** START THE RECORDS **

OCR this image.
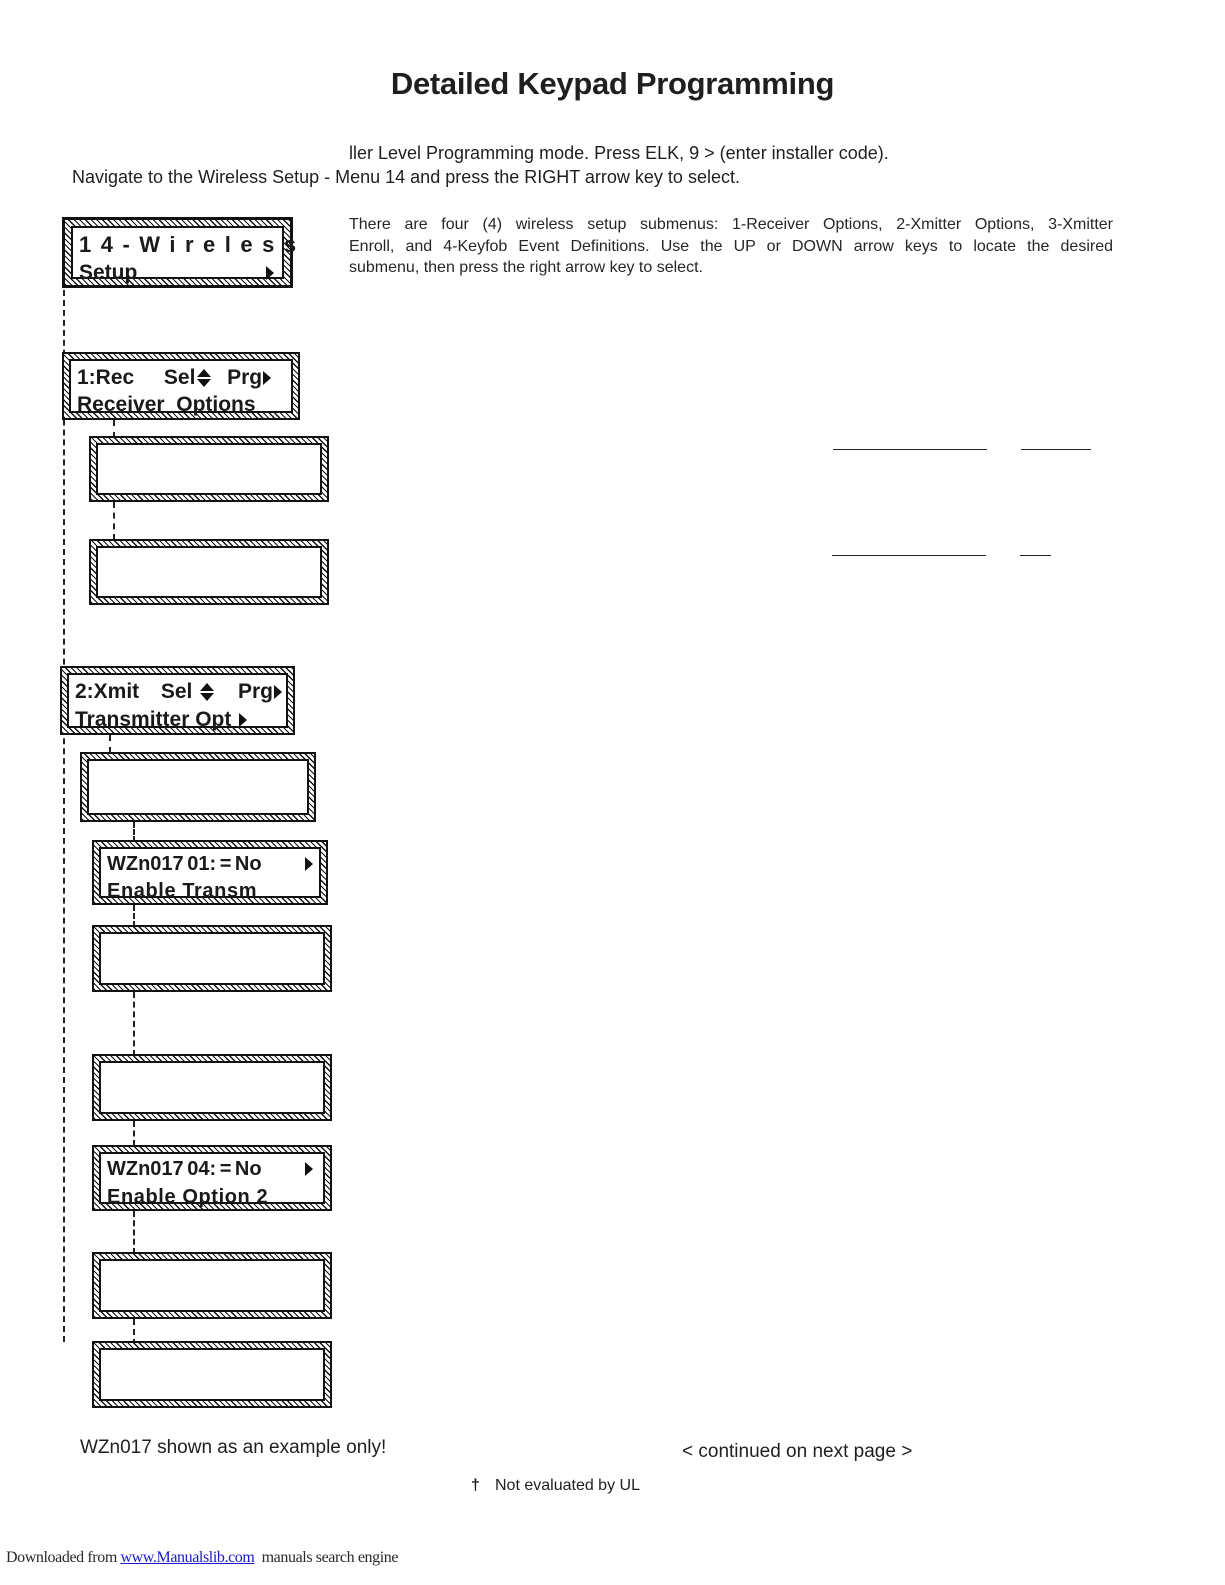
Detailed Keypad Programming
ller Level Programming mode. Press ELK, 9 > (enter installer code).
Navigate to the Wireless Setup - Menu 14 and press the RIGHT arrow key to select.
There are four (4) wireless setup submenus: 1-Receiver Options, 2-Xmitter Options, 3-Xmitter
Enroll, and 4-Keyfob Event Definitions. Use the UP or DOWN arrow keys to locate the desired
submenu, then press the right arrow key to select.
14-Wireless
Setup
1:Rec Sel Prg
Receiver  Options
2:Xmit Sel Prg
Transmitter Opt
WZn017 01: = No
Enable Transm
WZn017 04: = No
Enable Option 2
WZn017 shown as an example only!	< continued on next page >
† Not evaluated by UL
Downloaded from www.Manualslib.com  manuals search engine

** END THE RECORDS **
** START THE RECORDS **

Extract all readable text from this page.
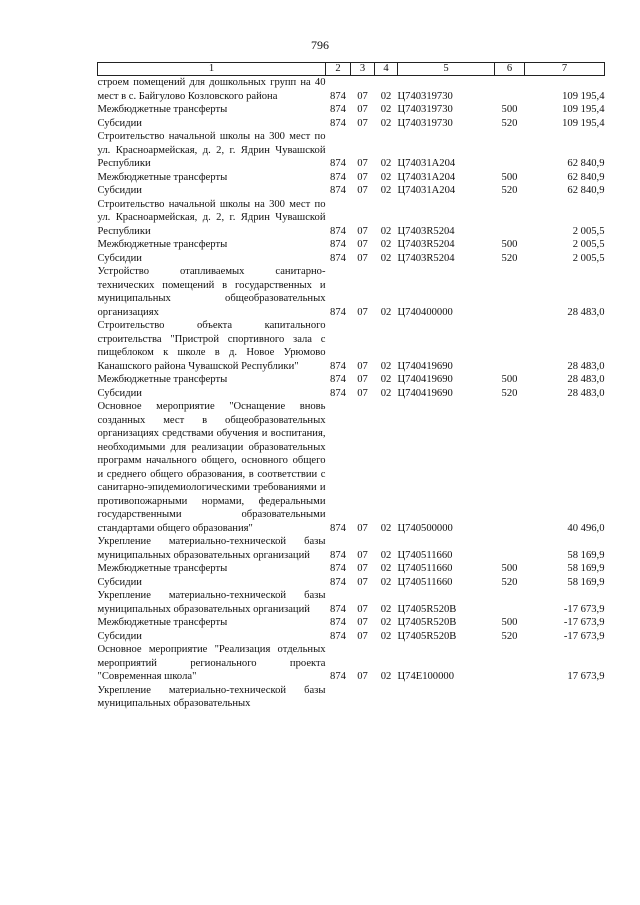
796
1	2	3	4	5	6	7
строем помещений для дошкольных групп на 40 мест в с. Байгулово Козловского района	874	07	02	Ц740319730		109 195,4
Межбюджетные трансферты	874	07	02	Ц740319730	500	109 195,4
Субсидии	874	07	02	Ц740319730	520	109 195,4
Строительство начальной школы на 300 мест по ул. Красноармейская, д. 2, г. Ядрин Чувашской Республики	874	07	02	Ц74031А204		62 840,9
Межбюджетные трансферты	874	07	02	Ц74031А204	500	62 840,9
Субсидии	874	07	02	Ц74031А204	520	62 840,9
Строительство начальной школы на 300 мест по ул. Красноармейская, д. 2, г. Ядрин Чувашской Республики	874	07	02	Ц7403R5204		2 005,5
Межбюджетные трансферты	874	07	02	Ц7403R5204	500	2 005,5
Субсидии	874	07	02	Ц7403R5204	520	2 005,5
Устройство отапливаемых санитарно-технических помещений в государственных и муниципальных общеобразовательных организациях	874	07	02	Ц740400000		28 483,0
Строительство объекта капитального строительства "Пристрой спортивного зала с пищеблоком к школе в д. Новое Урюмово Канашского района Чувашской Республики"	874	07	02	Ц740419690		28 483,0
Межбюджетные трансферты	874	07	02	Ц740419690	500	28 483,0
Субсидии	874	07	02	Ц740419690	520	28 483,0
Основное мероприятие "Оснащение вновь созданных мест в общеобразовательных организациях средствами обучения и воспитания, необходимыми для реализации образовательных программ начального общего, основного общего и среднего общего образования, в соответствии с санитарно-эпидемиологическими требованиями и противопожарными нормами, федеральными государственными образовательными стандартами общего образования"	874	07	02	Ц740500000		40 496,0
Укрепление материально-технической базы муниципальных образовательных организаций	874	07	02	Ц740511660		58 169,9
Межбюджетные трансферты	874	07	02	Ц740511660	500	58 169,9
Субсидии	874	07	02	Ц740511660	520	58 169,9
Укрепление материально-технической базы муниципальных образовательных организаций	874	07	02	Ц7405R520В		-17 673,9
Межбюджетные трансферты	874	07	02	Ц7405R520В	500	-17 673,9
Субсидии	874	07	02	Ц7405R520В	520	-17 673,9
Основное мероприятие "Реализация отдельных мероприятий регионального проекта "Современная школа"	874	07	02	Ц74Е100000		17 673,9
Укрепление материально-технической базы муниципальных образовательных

** END THE RECORDS **

OBJECTIVE: Of the lines above, how many include the word "Субсидии"? Reply with the number alone.

CORRECT RESULT: 6